◆ The request: Repeat what the lines below say, word for word, and skip every image.

## BEGIN Extracted material

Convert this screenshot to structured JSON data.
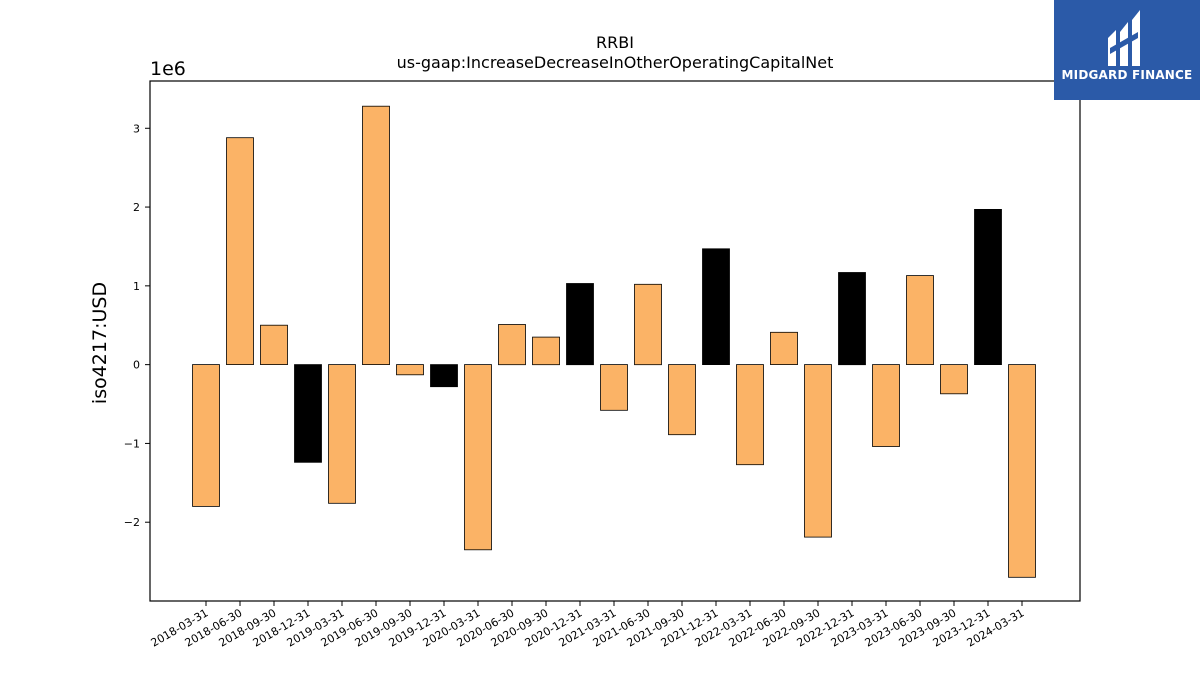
{
  "chart_data": {
    "type": "bar",
    "title": "RRBI",
    "subtitle": "us-gaap:IncreaseDecreaseInOtherOperatingCapitalNet",
    "ylabel": "iso4217:USD",
    "xlabel": "",
    "y_multiplier_label": "1e6",
    "ylim": [
      -3.0,
      3.6
    ],
    "yticks": [
      -2,
      -1,
      0,
      1,
      2,
      3
    ],
    "ytick_labels": [
      "−2",
      "−1",
      "0",
      "1",
      "2",
      "3"
    ],
    "grid": false,
    "categories": [
      "2018-03-31",
      "2018-06-30",
      "2018-09-30",
      "2018-12-31",
      "2019-03-31",
      "2019-06-30",
      "2019-09-30",
      "2019-12-31",
      "2020-03-31",
      "2020-06-30",
      "2020-09-30",
      "2020-12-31",
      "2021-03-31",
      "2021-06-30",
      "2021-09-30",
      "2021-12-31",
      "2022-03-31",
      "2022-06-30",
      "2022-09-30",
      "2022-12-31",
      "2023-03-31",
      "2023-06-30",
      "2023-09-30",
      "2023-12-31",
      "2024-03-31"
    ],
    "values": [
      -1.8,
      2.88,
      0.5,
      -1.24,
      -1.76,
      3.28,
      -0.13,
      -0.28,
      -2.35,
      0.51,
      0.35,
      1.03,
      -0.58,
      1.02,
      -0.89,
      1.47,
      -1.27,
      0.41,
      -2.19,
      1.17,
      -1.04,
      1.13,
      -0.37,
      1.97,
      -2.7
    ],
    "year_end": [
      false,
      false,
      false,
      true,
      false,
      false,
      false,
      true,
      false,
      false,
      false,
      true,
      false,
      false,
      false,
      true,
      false,
      false,
      false,
      true,
      false,
      false,
      false,
      true,
      false
    ],
    "colors": {
      "quarter": "#fbb366",
      "year_end": "#000000",
      "edge": "#000000"
    }
  },
  "logo": {
    "text": "MIDGARD FINANCE",
    "background": "#2b5aa8"
  }
}
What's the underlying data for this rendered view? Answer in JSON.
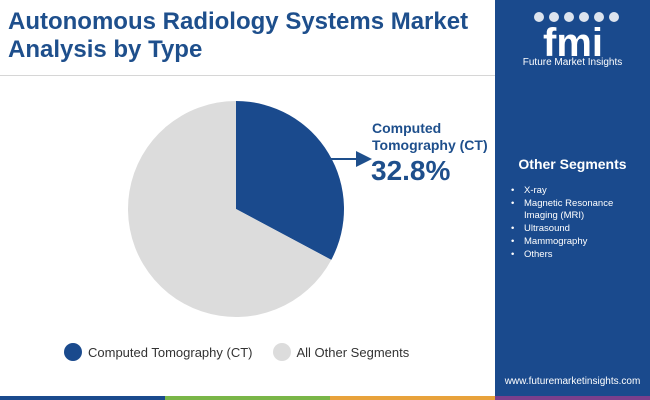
{
  "title": "Autonomous Radiology Systems Market Analysis by Type",
  "chart_data": {
    "type": "pie",
    "title": "",
    "slices": [
      {
        "label": "Computed Tomography (CT)",
        "value": 32.8,
        "color": "#1a4a8d"
      },
      {
        "label": "All Other Segments",
        "value": 67.2,
        "color": "#dcdcdc"
      }
    ],
    "callout": {
      "label": "Computed Tomography (CT)",
      "value": "32.8%"
    },
    "legend_position": "bottom"
  },
  "sidebar": {
    "logo_text": "fmi",
    "logo_caption": "Future Market Insights",
    "segments_title": "Other Segments",
    "segments": [
      "X-ray",
      "Magnetic Resonance Imaging (MRI)",
      "Ultrasound",
      "Mammography",
      "Others"
    ],
    "website": "www.futuremarketinsights.com"
  },
  "colors": {
    "brand_blue": "#1a4a8d",
    "title_blue": "#1e4f8c",
    "bottom_bar": [
      "#1a4a8d",
      "#7ab648",
      "#e8a23b",
      "#7a3f8c",
      "#c0392b"
    ]
  }
}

## END Extracted material

◆ Task response:
Convert this screenshot to structured JSON data.
{
  "chart_data": {
    "type": "bar",
    "title": "RRBI",
    "subtitle": "us-gaap:IncreaseDecreaseInOtherOperatingCapitalNet",
    "ylabel": "iso4217:USD",
    "xlabel": "",
    "y_multiplier_label": "1e6",
    "ylim": [
      -3.0,
      3.6
    ],
    "yticks": [
      -2,
      -1,
      0,
      1,
      2,
      3
    ],
    "ytick_labels": [
      "−2",
      "−1",
      "0",
      "1",
      "2",
      "3"
    ],
    "grid": false,
    "categories": [
      "2018-03-31",
      "2018-06-30",
      "2018-09-30",
      "2018-12-31",
      "2019-03-31",
      "2019-06-30",
      "2019-09-30",
      "2019-12-31",
      "2020-03-31",
      "2020-06-30",
      "2020-09-30",
      "2020-12-31",
      "2021-03-31",
      "2021-06-30",
      "2021-09-30",
      "2021-12-31",
      "2022-03-31",
      "2022-06-30",
      "2022-09-30",
      "2022-12-31",
      "2023-03-31",
      "2023-06-30",
      "2023-09-30",
      "2023-12-31",
      "2024-03-31"
    ],
    "values": [
      -1.8,
      2.88,
      0.5,
      -1.24,
      -1.76,
      3.28,
      -0.13,
      -0.28,
      -2.35,
      0.51,
      0.35,
      1.03,
      -0.58,
      1.02,
      -0.89,
      1.47,
      -1.27,
      0.41,
      -2.19,
      1.17,
      -1.04,
      1.13,
      -0.37,
      1.97,
      -2.7
    ],
    "year_end": [
      false,
      false,
      false,
      true,
      false,
      false,
      false,
      true,
      false,
      false,
      false,
      true,
      false,
      false,
      false,
      true,
      false,
      false,
      false,
      true,
      false,
      false,
      false,
      true,
      false
    ],
    "colors": {
      "quarter": "#fbb366",
      "year_end": "#000000",
      "edge": "#000000"
    }
  },
  "logo": {
    "text": "MIDGARD FINANCE",
    "background": "#2b5aa8"
  }
}
What's the underlying data for this rendered view? Answer in JSON.
{
  "title": "Autonomous Radiology Systems Market Analysis by Type",
  "chart_data": {
    "type": "pie",
    "title": "",
    "slices": [
      {
        "label": "Computed Tomography (CT)",
        "value": 32.8,
        "color": "#1a4a8d"
      },
      {
        "label": "All Other Segments",
        "value": 67.2,
        "color": "#dcdcdc"
      }
    ],
    "callout": {
      "label": "Computed Tomography (CT)",
      "value": "32.8%"
    },
    "legend_position": "bottom"
  },
  "sidebar": {
    "logo_text": "fmi",
    "logo_caption": "Future Market Insights",
    "segments_title": "Other Segments",
    "segments": [
      "X-ray",
      "Magnetic Resonance Imaging (MRI)",
      "Ultrasound",
      "Mammography",
      "Others"
    ],
    "website": "www.futuremarketinsights.com"
  },
  "colors": {
    "brand_blue": "#1a4a8d",
    "title_blue": "#1e4f8c",
    "bottom_bar": [
      "#1a4a8d",
      "#7ab648",
      "#e8a23b",
      "#7a3f8c",
      "#c0392b"
    ]
  }
}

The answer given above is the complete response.